▶ DOCUMENT SOURCE:
○ ○ ○

C’est là qu’il est essentiel d’expliquer la différence entre une expédition scientifique visant à répondre à des enjeux environnementaux globaux et un voyage d’agrément. L’objectif n’est pas de partir à l’aventure pour le plaisir, mais de contribuer à la recherche et à la sensibilisation. Malheureusement, les réseaux sociaux simplifient souvent ces questions complexes, se limitant à une critique immédiate sans considérer les objectifs de fond.

Les explorateurs ont un rôle privilégié : ils peuvent témoigner de la fragilité de la planète grâce à leurs expériences directes. Lors de mes séjours dans des régions reculées, comme en Australie ou en Afrique, j’ai pu échanger avec des communautés locales qui vivent en harmonie avec leur environnement. Ces rencontres permettent de comprendre des modes de vie différents et d’acquérir une perspective unique que nous, explorateurs, avons la responsabilité de partager.


Cela dit, l’exploration ne doit pas être perçue comme une compétition ou une quête d’image parfaite sur les réseaux sociaux. Une aventure peut être vécue de manière significative près de chez soi. Je me souviens d’une émission avec Michel Cymes et Adriana Karembeu, où ils ont réalisé l’ascension du Mont-Blanc. Ce sommet, bien que modeste comparé à d’autres, leur a offert une expérience marquante, empreinte de dépassement de soi. C’est là l’essence de l’exploration : vivre pleinement une aventure, quelle que soit sa portée, et en tirer des enseignements.

○ ○ ○

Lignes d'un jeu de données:
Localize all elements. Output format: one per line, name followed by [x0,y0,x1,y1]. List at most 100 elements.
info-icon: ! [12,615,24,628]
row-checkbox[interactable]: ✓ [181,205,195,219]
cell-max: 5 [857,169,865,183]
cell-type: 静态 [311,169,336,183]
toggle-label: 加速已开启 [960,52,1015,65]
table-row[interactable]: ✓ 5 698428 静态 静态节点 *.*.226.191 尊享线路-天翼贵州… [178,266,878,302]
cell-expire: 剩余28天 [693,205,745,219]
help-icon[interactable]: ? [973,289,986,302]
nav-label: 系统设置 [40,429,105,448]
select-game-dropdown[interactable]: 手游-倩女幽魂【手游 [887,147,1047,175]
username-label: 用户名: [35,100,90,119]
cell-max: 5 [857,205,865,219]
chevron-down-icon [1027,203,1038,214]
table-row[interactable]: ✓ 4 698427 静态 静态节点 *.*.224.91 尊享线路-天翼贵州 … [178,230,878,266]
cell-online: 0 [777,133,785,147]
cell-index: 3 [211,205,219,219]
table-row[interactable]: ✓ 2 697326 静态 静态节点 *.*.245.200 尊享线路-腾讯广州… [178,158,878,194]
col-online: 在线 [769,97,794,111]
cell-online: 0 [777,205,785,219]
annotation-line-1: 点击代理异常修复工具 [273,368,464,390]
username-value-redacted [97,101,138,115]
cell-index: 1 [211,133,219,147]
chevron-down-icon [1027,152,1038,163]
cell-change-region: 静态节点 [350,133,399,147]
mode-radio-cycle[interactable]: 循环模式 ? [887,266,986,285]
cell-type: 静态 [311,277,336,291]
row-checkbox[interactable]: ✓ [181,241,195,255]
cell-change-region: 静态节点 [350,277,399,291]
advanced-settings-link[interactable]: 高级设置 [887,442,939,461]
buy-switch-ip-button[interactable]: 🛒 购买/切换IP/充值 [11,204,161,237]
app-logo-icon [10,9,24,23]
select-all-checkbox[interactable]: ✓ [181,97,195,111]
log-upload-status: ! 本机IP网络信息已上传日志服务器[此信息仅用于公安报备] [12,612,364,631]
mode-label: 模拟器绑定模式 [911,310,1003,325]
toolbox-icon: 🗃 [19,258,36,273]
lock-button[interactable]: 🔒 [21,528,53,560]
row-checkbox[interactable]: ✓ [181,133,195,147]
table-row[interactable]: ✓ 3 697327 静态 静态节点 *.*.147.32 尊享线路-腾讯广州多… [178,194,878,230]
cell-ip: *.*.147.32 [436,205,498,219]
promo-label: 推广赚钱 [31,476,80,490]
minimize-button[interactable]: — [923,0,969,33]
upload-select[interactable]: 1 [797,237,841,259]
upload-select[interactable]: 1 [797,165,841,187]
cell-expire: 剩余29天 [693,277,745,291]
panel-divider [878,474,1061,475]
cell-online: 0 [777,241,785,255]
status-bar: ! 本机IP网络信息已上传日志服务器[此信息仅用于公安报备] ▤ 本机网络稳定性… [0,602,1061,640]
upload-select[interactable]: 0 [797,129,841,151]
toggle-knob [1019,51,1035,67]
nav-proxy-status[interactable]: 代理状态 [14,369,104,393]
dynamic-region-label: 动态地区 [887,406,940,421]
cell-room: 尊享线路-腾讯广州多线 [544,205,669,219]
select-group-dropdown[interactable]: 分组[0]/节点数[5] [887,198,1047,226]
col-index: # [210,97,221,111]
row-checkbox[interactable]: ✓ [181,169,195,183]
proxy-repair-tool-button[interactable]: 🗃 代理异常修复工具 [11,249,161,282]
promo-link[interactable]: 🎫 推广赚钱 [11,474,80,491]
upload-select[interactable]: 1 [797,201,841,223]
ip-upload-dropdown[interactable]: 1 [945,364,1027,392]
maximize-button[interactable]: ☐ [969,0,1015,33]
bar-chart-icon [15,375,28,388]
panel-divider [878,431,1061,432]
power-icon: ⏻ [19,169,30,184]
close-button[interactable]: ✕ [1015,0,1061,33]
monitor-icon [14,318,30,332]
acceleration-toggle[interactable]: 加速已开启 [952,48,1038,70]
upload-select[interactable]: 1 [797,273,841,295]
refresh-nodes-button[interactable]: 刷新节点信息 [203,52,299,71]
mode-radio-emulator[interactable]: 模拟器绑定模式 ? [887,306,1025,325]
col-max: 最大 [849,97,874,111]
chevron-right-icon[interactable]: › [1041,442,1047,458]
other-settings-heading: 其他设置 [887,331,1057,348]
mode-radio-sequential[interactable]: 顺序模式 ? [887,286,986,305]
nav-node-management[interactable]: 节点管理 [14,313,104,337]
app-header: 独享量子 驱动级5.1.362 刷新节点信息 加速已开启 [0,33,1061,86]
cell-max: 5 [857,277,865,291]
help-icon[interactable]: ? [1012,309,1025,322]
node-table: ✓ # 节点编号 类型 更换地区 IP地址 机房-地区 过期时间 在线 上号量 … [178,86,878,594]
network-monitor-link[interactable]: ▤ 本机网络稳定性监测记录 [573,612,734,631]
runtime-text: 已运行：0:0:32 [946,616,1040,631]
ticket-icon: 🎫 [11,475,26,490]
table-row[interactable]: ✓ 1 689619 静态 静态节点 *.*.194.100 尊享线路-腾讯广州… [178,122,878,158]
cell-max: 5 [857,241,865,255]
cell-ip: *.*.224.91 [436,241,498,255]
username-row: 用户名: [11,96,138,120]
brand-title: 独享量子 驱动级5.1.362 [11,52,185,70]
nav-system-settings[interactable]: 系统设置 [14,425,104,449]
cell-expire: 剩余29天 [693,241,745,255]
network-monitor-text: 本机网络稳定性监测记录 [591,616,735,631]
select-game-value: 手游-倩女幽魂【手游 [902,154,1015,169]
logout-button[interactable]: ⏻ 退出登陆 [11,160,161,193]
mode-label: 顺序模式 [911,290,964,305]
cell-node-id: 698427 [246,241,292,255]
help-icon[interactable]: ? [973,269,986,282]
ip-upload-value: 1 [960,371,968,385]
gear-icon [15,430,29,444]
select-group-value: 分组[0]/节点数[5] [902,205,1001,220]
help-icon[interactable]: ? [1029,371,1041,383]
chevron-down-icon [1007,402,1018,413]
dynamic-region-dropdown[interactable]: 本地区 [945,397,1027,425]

○ ○ ○

▶ À RÉALISER:
• 1. Selon le texte sur l'exploration, quel sommet Michel Cymes et Adriana Karembeu ont-ils gravi lors de l'émission mentionnée ?
• 2. Extrayez du texte sur l'exploration le passage allant de « Cela dit, l’exploration » jusqu'à « tirer des enseignements. ».
Veuillez vous fonder exclusivement sur le texte sur l'exploration.

▶ LES RÉPONSES:
• 1. Le Mont-Blanc.

• 2.
Cela dit, l’exploration ne doit pas être perçue comme une compétition ou une quête d’image parfaite sur les réseaux sociaux. Une aventure peut être vécue de manière significative près de chez soi. Je me souviens d’une émission avec Michel Cymes et Adriana Karembeu, où ils ont réalisé l’ascension du Mont-Blanc. Ce sommet, bien que modeste comparé à d’autres, leur a offert une expérience marquante, empreinte de dépassement de soi. C’est là l’essence de l’exploration : vivre pleinement une aventure, quelle que soit sa portée, et en tirer des enseignements.